Records from a collection of figures
- - - -

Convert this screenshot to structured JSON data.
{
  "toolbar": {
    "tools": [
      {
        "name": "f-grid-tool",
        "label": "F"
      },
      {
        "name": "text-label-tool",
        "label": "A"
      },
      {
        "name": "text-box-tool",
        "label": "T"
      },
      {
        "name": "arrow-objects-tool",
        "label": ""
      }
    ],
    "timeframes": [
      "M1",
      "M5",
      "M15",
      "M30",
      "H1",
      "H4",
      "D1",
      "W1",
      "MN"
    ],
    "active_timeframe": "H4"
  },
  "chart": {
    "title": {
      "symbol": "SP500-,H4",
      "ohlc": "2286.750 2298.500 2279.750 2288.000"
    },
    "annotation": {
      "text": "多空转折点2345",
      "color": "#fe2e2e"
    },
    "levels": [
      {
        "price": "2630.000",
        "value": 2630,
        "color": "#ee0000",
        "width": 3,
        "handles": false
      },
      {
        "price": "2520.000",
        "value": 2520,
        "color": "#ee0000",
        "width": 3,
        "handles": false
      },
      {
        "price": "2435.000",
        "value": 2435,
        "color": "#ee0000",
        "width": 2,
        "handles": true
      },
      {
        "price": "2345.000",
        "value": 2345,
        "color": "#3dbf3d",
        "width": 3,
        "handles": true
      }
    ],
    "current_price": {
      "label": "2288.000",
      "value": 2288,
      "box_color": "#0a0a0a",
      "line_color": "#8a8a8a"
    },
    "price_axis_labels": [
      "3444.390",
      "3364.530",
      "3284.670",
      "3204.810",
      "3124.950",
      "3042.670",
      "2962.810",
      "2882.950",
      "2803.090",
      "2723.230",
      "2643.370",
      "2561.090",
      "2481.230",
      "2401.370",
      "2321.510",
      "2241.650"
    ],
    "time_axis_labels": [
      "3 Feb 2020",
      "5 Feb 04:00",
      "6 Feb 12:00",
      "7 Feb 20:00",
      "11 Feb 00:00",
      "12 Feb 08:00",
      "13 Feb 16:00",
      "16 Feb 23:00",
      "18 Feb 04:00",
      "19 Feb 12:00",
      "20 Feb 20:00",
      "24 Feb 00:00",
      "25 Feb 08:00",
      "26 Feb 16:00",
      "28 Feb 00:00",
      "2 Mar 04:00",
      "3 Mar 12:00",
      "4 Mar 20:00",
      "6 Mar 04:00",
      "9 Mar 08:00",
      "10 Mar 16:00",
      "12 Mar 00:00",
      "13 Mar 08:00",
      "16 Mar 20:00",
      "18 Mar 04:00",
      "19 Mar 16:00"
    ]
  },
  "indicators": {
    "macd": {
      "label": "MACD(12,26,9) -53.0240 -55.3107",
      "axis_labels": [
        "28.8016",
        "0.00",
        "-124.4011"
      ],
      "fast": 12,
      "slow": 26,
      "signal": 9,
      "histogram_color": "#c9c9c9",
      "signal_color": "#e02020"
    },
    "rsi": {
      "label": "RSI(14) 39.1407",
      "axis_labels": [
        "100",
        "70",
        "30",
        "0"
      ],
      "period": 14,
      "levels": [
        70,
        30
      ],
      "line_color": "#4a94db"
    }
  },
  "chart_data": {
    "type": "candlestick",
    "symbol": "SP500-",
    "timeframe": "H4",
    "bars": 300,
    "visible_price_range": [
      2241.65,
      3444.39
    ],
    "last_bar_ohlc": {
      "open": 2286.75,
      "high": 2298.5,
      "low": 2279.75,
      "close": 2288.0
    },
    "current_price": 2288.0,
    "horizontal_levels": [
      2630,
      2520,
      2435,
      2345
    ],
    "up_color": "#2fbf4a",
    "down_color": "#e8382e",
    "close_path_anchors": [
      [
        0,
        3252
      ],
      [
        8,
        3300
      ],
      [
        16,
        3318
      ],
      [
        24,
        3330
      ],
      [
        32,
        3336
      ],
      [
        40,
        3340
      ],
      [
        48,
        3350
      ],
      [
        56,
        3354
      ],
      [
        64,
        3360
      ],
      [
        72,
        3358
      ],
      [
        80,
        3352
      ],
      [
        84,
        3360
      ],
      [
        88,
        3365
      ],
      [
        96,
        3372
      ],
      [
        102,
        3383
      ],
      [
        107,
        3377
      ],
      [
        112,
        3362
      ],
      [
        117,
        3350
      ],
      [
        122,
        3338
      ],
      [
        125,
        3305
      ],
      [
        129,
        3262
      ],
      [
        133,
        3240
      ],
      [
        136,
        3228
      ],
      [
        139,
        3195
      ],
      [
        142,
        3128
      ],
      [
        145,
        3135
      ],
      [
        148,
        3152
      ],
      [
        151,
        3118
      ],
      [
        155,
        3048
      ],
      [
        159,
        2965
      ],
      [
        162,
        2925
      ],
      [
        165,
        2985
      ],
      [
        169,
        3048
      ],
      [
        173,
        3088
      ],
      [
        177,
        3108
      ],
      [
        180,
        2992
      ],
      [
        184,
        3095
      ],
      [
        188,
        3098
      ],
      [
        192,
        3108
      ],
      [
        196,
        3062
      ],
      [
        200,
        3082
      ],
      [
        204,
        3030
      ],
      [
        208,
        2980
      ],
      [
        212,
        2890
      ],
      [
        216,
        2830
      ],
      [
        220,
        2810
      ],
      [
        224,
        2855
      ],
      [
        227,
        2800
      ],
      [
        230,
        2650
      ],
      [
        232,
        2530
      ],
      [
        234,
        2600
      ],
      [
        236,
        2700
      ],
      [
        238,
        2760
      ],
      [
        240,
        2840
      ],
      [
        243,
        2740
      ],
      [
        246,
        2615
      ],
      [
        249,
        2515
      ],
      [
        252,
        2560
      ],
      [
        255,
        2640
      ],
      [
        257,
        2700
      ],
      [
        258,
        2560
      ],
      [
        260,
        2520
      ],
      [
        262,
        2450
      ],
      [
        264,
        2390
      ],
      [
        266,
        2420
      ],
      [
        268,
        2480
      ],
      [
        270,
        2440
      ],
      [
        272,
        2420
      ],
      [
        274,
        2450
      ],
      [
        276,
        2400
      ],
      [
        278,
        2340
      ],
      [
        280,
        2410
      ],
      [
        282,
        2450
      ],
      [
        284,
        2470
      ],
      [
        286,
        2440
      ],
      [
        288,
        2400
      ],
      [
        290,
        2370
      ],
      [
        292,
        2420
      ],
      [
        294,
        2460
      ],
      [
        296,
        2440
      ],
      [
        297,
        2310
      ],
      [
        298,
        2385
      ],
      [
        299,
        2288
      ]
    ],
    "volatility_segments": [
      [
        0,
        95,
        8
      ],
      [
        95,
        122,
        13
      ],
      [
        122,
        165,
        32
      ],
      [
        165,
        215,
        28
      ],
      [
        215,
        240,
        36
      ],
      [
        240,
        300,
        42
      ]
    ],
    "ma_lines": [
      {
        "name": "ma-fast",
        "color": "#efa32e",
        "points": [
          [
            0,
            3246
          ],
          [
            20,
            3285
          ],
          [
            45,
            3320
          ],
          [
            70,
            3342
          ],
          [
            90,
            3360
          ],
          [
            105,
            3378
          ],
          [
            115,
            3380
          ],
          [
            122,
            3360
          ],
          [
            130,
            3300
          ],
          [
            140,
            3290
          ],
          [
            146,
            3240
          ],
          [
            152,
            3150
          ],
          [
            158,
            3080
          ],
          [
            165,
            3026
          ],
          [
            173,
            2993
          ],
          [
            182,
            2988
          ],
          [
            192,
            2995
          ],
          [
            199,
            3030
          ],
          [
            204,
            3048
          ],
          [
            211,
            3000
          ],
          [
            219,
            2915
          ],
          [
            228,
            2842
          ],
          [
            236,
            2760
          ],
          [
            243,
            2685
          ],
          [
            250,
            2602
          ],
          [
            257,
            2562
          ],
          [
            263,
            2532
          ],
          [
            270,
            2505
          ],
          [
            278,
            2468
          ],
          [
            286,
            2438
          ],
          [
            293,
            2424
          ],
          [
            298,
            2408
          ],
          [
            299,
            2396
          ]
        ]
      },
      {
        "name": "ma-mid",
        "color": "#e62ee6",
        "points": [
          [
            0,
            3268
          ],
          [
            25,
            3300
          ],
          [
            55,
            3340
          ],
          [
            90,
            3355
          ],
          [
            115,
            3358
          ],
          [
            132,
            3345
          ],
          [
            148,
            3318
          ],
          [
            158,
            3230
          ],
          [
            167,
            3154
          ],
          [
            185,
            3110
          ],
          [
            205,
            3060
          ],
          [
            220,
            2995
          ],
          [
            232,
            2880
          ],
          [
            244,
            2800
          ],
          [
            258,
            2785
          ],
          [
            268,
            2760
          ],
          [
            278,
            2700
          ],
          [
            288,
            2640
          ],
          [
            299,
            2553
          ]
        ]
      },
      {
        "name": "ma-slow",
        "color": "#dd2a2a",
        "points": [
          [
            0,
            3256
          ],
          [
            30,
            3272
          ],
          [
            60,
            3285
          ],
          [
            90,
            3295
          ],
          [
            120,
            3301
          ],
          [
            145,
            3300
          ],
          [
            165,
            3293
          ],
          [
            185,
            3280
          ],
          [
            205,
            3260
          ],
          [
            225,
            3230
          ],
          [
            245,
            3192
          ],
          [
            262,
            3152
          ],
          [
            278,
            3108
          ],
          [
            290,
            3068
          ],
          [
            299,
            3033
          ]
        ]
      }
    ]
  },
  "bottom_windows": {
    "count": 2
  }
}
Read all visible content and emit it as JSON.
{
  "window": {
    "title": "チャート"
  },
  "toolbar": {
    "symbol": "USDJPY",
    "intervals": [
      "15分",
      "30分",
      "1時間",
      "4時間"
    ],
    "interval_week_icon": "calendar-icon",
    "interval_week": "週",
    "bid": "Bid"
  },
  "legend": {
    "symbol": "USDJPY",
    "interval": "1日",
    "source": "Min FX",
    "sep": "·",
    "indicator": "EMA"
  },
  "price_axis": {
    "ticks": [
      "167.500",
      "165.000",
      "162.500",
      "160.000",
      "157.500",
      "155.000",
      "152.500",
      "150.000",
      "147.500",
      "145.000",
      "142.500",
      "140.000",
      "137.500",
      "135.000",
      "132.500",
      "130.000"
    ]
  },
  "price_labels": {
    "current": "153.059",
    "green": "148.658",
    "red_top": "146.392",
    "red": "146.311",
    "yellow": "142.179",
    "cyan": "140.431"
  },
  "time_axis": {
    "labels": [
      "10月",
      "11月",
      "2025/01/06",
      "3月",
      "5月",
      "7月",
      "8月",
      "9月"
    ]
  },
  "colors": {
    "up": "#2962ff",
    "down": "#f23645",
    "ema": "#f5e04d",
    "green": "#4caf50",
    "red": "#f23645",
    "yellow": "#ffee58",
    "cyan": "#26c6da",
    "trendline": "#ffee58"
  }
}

- - - -

### Required task
Locate the word "value" in the data above. Copy every line carrying it.

### Correct result
        "value": 2630,
        "value": 2520,
        "value": 2435,
        "value": 2345,
      "value": 2288,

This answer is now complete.